=== Your objective ===
In the records that follow, locate every line with "equipment" and extract it.
___
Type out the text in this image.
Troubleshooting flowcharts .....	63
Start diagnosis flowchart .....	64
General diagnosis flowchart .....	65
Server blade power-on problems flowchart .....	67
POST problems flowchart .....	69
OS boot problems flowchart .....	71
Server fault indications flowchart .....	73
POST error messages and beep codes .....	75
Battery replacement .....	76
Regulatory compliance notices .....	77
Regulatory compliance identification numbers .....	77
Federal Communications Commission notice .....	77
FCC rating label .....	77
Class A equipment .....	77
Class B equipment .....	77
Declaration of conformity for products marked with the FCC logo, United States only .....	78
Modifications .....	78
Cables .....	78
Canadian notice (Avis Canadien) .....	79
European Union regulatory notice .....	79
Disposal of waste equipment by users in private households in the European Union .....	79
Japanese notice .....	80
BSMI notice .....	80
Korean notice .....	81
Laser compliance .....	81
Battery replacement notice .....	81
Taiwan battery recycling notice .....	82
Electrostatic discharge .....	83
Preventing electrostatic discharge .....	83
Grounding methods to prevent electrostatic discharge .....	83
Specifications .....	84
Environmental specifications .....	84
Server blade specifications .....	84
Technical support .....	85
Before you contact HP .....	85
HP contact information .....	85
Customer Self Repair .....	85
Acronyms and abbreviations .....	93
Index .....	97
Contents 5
___
=== Answer for the task ===
Class A equipment .....	77
Class B equipment .....	77
Disposal of waste equipment by users in private households in the European Union .....	79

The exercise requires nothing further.